YOUR GOAL >> Which lines of the material below contain the string "header"? Copy out each such line in full.

# START OF DATASET ENTRIES

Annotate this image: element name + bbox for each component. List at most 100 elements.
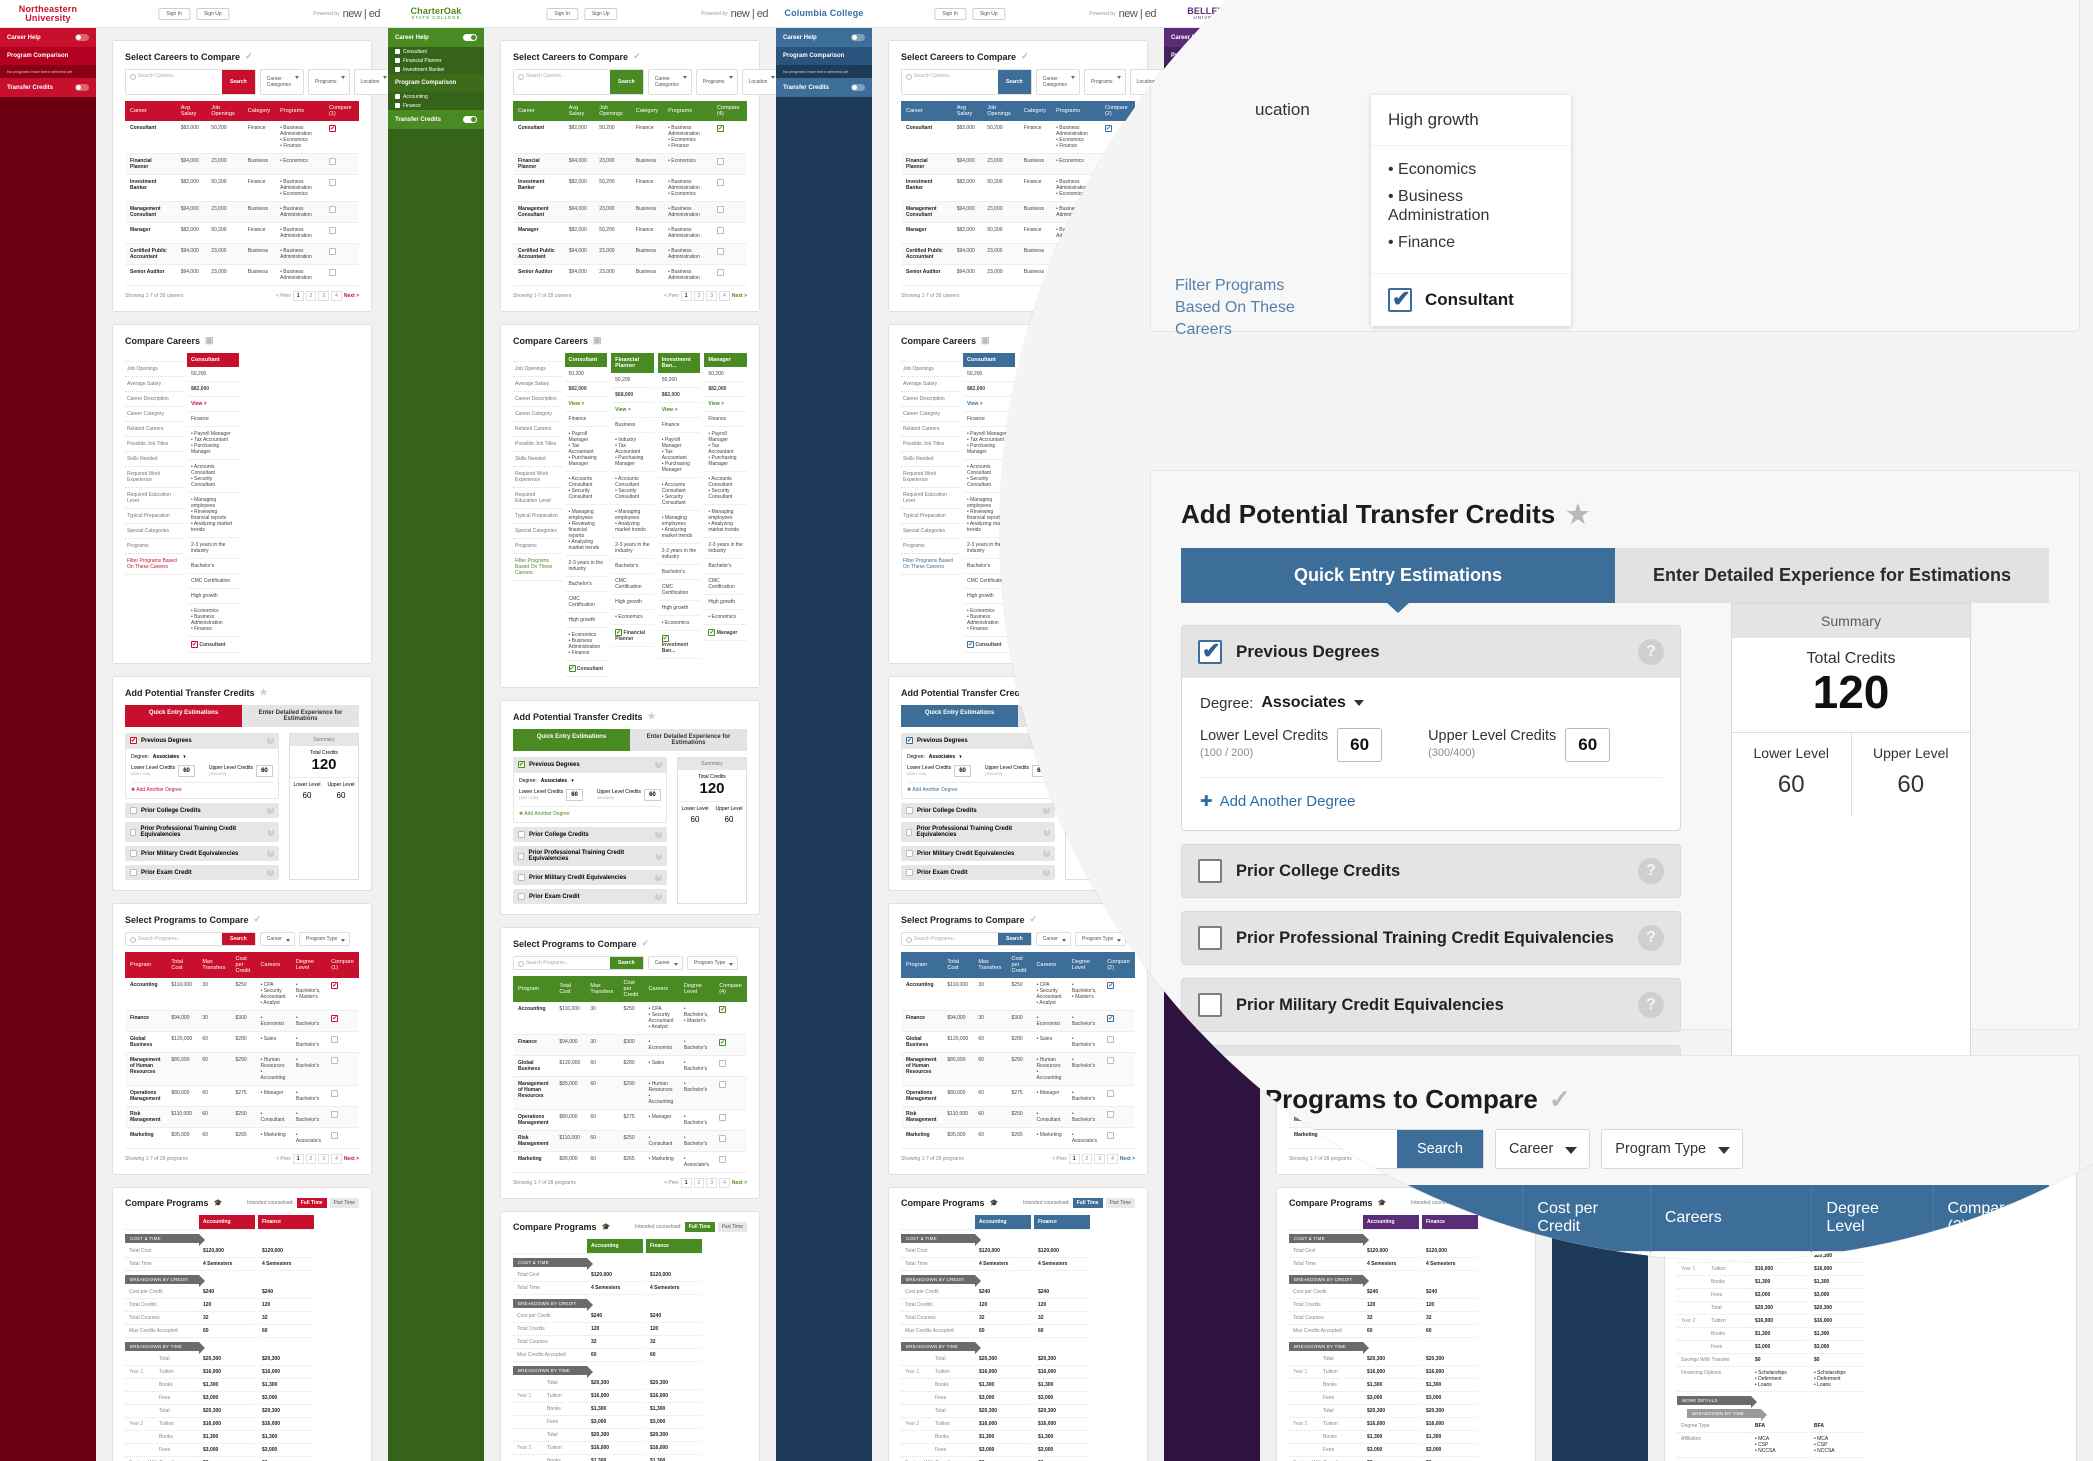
compare-cell[interactable]	[714, 1151, 747, 1173]
sign-up-button[interactable]: Sign Up	[583, 7, 618, 20]
collapsed-accordion-row[interactable]: Prior Professional Training Credit Equiv…	[901, 822, 1055, 842]
page-button[interactable]: 2	[305, 1154, 317, 1164]
page-button[interactable]: 1	[292, 1154, 304, 1164]
careers-dropdown-0[interactable]: Career Categories	[1035, 69, 1080, 95]
chevron-down-icon[interactable]: ▾	[571, 778, 574, 784]
programs-dropdown-0[interactable]: Career	[647, 956, 683, 970]
help-icon[interactable]: ?	[655, 893, 662, 900]
previous-degrees-header-mini[interactable]: Previous Degrees?	[125, 733, 279, 748]
page-button[interactable]: 1	[680, 291, 692, 301]
compare-cell[interactable]	[714, 1002, 747, 1035]
compare-cell[interactable]	[714, 1034, 747, 1056]
help-icon[interactable]: ?	[655, 874, 662, 881]
compare-checkbox[interactable]	[716, 248, 724, 255]
lower-level-input[interactable]: 60	[954, 765, 971, 777]
filter-programs-link[interactable]: Filter Programs Based On These Careers	[1175, 277, 1295, 339]
compare-cell[interactable]	[1102, 1031, 1135, 1053]
compare-checkbox[interactable]	[716, 125, 724, 132]
compare-checkbox[interactable]	[331, 1132, 339, 1139]
accordion-checkbox[interactable]	[1198, 926, 1222, 950]
next-page-button[interactable]: Next >	[731, 1180, 747, 1186]
search-programs-input[interactable]: Search Programs...	[514, 957, 610, 969]
tab-detailed-experience[interactable]: Enter Detailed Experience for Estimation…	[1615, 548, 2049, 603]
previous-degrees-checkbox[interactable]	[1198, 638, 1222, 664]
compare-cell[interactable]	[711, 243, 747, 265]
table-row[interactable]: Investment Banker$82,00050,200FinanceBus…	[513, 174, 747, 202]
filter-programs-link[interactable]: Filter Programs Based On These Careers	[125, 554, 183, 575]
compare-checkbox[interactable]	[331, 1036, 339, 1043]
previous-degrees-checkbox[interactable]	[130, 737, 137, 744]
previous-degrees-checkbox[interactable]	[906, 737, 913, 744]
compare-checkbox[interactable]	[1107, 982, 1115, 989]
sidebar-item-program-comparison[interactable]: Program Comparison	[388, 74, 484, 92]
compare-cell[interactable]	[323, 264, 359, 286]
tab-detailed-experience[interactable]: Enter Detailed Experience for Estimation…	[242, 705, 359, 727]
compare-checkbox[interactable]	[719, 1081, 727, 1088]
accordion-checkbox[interactable]	[1198, 993, 1222, 1017]
collapsed-accordion-row[interactable]: Prior College Credits?	[901, 803, 1055, 818]
accordion-checkbox[interactable]	[130, 807, 137, 814]
compare-checkbox[interactable]	[716, 158, 724, 165]
collapsed-accordion-row[interactable]: Prior College Credits?	[125, 803, 279, 818]
search-programs-input[interactable]: Search Programs...	[902, 933, 998, 945]
compare-checkbox[interactable]	[328, 269, 336, 276]
help-icon[interactable]: ?	[1638, 858, 1664, 884]
page-button[interactable]: 3	[706, 291, 718, 301]
help-icon[interactable]: ?	[1638, 639, 1664, 665]
filter-programs-link[interactable]: Filter Programs Based On These Careers	[513, 554, 561, 581]
lower-level-input[interactable]: 60	[178, 765, 195, 777]
lower-level-input[interactable]: 60	[1337, 728, 1383, 762]
help-icon[interactable]: ?	[1043, 850, 1050, 857]
programs-dropdown-0[interactable]: Career	[1035, 932, 1071, 946]
page-button[interactable]: 2	[305, 291, 317, 301]
programs-search-group[interactable]: Search Programs... Search	[1181, 1129, 1484, 1169]
search-button[interactable]: Search	[222, 933, 255, 945]
sidebar-item-program-comparison[interactable]: Program Comparison	[776, 47, 872, 65]
page-button[interactable]: 3	[318, 291, 330, 301]
compare-checkbox[interactable]	[1107, 1036, 1115, 1043]
careers-dropdown-0[interactable]: Career Categories	[647, 69, 692, 95]
compare-cell[interactable]	[1102, 1010, 1135, 1032]
compare-filter-cell[interactable]: Manager	[704, 625, 747, 641]
search-programs-input[interactable]: Search Programs...	[126, 933, 222, 945]
prev-page-button[interactable]: < Prev	[1052, 1156, 1067, 1162]
collapsed-accordion-row[interactable]: Prior Military Credit Equivalencies?	[901, 846, 1055, 861]
transfer-credits-toggle[interactable]	[851, 84, 865, 91]
sign-up-button[interactable]: Sign Up	[195, 7, 230, 20]
search-careers-input[interactable]: Search Careers...	[902, 70, 998, 94]
compare-cell[interactable]	[714, 1130, 747, 1152]
part-time-toggle[interactable]: Part Time	[1105, 1198, 1135, 1208]
compare-cell[interactable]	[711, 121, 747, 154]
table-row[interactable]: Marketing$95,00060$265MarketingAssociate…	[125, 1127, 359, 1149]
page-button[interactable]: 1	[680, 1178, 692, 1188]
chevron-down-icon[interactable]	[1353, 700, 1364, 706]
compare-checkbox[interactable]	[328, 248, 336, 255]
tab-quick-entry[interactable]: Quick Entry Estimations	[1181, 548, 1615, 603]
sign-up-button[interactable]: Sign Up	[971, 7, 1006, 20]
sidebar-item-transfer-credits[interactable]: Transfer Credits	[0, 78, 96, 97]
degree-select-row[interactable]: Degree:Associates▾	[131, 754, 273, 760]
next-page-button[interactable]: Next >	[731, 293, 747, 299]
page-button[interactable]: 2	[693, 291, 705, 301]
previous-degrees-header-mini[interactable]: Previous Degrees?	[513, 757, 667, 772]
compare-checkbox[interactable]	[716, 227, 724, 234]
compare-cell[interactable]	[1102, 1085, 1135, 1107]
programs-dropdown-1[interactable]: Program Type	[298, 932, 351, 946]
accordion-checkbox[interactable]	[1198, 859, 1222, 883]
table-row[interactable]: Marketing$95,00060$265MarketingAssociate…	[513, 1151, 747, 1173]
compare-cell[interactable]	[711, 174, 747, 202]
collapsed-accordion-row[interactable]: Prior Professional Training Credit Equiv…	[1181, 911, 1681, 965]
career-help-toggle[interactable]	[463, 34, 477, 41]
tab-quick-entry[interactable]: Quick Entry Estimations	[901, 705, 1018, 727]
compare-checkbox[interactable]	[719, 1060, 727, 1067]
programs-search-group[interactable]: Search Programs...Search	[513, 956, 644, 970]
accordion-checkbox[interactable]	[130, 869, 137, 876]
upper-level-input[interactable]: 60	[256, 765, 273, 777]
compare-checkbox[interactable]	[331, 1111, 339, 1118]
compare-cell[interactable]	[326, 1085, 359, 1107]
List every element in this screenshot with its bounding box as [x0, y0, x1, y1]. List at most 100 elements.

# END OF DATASET ENTRIES

PROBLEM SOLUTION >>
previous-degrees-header-mini[interactable]: Previous Degrees?	[125, 733, 279, 748]
previous-degrees-header-mini[interactable]: Previous Degrees?	[513, 757, 667, 772]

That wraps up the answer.